• _RAW DATA_
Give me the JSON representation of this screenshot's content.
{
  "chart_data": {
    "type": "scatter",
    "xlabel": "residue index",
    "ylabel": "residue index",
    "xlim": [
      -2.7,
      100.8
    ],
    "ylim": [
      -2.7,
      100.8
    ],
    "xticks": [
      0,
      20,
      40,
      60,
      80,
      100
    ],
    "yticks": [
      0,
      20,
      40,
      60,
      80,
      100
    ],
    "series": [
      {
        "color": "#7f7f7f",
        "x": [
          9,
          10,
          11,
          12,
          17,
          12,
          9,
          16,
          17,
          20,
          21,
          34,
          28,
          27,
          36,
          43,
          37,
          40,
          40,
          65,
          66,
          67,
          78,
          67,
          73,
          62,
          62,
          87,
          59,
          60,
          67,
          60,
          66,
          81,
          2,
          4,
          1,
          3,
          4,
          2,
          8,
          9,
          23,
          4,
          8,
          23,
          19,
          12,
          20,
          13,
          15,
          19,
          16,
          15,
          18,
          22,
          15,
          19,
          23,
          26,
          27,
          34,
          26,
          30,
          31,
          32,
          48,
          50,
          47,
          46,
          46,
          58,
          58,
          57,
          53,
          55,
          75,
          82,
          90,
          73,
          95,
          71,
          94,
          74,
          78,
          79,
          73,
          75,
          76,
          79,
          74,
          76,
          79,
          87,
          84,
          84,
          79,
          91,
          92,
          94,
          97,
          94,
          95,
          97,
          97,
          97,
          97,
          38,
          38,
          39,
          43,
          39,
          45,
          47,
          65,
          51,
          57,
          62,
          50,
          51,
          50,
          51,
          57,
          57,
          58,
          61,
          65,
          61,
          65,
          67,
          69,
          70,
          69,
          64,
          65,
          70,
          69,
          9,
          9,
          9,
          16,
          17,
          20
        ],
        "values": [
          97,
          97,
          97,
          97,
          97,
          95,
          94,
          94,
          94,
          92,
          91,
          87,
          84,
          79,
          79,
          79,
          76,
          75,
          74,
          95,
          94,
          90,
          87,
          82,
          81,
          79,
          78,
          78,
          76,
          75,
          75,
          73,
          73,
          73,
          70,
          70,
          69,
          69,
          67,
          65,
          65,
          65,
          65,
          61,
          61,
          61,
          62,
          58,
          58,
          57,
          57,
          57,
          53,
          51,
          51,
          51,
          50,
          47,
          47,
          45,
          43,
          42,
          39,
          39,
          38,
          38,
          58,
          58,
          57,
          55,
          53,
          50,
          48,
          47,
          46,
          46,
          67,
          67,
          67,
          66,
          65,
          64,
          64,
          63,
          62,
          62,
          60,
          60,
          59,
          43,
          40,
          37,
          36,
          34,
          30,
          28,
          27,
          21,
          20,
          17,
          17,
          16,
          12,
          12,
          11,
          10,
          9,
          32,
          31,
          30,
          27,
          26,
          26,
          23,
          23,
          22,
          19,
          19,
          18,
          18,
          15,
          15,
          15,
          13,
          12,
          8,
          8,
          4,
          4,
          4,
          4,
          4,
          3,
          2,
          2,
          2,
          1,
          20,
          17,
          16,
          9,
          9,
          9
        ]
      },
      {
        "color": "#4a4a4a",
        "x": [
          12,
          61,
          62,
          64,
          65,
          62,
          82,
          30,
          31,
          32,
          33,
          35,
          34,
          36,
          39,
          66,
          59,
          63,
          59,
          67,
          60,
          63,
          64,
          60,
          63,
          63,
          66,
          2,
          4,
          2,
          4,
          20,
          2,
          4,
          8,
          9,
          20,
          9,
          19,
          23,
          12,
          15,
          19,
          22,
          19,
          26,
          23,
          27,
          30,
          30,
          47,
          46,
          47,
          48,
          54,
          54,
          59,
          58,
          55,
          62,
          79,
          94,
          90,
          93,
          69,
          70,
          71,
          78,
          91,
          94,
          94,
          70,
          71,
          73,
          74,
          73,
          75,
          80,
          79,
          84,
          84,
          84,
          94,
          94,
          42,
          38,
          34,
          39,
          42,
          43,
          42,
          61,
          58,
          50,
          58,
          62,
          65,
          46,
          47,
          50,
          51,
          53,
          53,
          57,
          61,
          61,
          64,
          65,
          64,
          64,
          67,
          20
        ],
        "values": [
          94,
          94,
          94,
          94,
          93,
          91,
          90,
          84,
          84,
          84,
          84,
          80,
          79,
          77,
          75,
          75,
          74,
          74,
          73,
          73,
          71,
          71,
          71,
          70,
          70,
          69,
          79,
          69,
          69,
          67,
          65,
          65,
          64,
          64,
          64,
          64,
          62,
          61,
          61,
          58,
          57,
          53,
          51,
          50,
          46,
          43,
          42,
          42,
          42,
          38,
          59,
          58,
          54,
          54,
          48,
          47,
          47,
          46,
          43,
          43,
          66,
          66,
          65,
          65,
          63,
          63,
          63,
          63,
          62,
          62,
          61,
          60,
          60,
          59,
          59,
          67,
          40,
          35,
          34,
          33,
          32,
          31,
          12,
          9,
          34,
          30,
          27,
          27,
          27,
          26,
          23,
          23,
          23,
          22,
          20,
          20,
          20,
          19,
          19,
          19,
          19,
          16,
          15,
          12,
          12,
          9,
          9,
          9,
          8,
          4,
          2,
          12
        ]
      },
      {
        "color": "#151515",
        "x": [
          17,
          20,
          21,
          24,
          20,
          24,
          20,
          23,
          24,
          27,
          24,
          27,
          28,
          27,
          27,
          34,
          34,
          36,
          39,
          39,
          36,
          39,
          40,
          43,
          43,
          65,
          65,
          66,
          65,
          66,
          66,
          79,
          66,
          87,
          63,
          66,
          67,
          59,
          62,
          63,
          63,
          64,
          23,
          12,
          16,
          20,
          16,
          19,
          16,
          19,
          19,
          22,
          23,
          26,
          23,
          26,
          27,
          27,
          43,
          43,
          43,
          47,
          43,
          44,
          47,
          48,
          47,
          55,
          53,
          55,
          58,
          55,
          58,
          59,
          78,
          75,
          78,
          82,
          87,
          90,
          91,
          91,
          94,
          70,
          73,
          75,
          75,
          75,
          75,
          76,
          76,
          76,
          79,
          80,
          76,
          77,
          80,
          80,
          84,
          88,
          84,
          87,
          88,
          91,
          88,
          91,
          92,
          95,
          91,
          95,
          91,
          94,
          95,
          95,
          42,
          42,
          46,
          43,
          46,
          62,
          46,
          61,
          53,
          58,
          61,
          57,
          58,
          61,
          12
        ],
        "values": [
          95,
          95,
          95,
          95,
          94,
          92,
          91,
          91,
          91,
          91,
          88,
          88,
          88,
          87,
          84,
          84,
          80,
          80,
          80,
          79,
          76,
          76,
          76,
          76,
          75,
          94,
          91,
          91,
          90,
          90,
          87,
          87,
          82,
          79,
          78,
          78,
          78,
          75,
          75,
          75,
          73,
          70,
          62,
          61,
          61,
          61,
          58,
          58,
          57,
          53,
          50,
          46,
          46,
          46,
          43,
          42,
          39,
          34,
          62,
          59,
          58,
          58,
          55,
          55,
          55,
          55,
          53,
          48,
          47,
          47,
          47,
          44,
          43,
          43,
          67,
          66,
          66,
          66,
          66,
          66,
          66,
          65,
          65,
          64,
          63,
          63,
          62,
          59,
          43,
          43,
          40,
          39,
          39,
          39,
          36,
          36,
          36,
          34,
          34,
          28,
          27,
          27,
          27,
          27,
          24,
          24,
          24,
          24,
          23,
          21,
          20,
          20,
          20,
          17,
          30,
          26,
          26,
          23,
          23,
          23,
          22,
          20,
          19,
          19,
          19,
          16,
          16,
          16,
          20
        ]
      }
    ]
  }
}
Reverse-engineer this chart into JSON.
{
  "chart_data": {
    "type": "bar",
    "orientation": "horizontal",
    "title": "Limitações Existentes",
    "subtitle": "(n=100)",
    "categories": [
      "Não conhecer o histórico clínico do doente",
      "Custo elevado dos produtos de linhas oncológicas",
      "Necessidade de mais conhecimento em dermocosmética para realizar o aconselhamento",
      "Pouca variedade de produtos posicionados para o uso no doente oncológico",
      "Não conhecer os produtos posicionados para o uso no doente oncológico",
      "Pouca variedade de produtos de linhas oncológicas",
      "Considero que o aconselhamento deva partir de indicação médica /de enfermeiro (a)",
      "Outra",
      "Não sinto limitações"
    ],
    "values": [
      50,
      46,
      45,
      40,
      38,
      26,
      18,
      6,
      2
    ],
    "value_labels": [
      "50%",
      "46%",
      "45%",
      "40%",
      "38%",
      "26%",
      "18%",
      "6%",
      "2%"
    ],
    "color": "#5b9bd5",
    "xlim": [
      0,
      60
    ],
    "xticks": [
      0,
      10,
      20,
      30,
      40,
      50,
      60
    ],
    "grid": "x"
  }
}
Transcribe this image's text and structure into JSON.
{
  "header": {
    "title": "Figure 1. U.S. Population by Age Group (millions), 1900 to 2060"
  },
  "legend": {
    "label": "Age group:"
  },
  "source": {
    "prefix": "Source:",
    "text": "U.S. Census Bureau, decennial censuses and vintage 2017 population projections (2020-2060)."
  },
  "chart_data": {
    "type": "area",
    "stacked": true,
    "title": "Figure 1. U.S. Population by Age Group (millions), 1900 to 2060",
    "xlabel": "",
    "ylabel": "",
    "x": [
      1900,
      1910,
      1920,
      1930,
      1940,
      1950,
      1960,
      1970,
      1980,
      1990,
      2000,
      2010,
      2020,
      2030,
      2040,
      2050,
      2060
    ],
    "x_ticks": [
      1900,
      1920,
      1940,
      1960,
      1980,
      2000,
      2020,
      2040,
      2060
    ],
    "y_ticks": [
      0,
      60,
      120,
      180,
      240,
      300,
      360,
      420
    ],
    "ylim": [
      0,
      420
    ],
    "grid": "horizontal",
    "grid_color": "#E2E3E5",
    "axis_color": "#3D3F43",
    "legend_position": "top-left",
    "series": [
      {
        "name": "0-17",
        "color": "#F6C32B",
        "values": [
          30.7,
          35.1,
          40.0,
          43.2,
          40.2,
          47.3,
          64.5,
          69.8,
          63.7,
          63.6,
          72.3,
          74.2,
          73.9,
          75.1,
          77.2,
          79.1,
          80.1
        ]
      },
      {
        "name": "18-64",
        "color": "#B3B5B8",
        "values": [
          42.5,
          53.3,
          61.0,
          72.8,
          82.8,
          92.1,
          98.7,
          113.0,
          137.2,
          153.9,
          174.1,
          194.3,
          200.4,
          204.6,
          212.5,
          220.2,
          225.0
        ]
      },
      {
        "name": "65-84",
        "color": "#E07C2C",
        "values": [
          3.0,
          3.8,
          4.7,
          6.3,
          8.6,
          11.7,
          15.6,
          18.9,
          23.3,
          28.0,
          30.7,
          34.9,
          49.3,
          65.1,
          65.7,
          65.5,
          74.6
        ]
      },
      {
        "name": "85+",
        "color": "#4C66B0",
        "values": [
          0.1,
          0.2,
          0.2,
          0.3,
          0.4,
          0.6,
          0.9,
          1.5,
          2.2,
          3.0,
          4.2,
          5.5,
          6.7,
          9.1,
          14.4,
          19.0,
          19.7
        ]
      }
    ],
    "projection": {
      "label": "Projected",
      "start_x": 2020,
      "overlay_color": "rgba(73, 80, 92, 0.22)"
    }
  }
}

• _WORK TO COMPLETE_
Scan the data for the word "horizontal" and copy every line where it shows up.

• _ANSWER TO THIS PROBLEM_
    "orientation": "horizontal",
    "grid": "horizontal",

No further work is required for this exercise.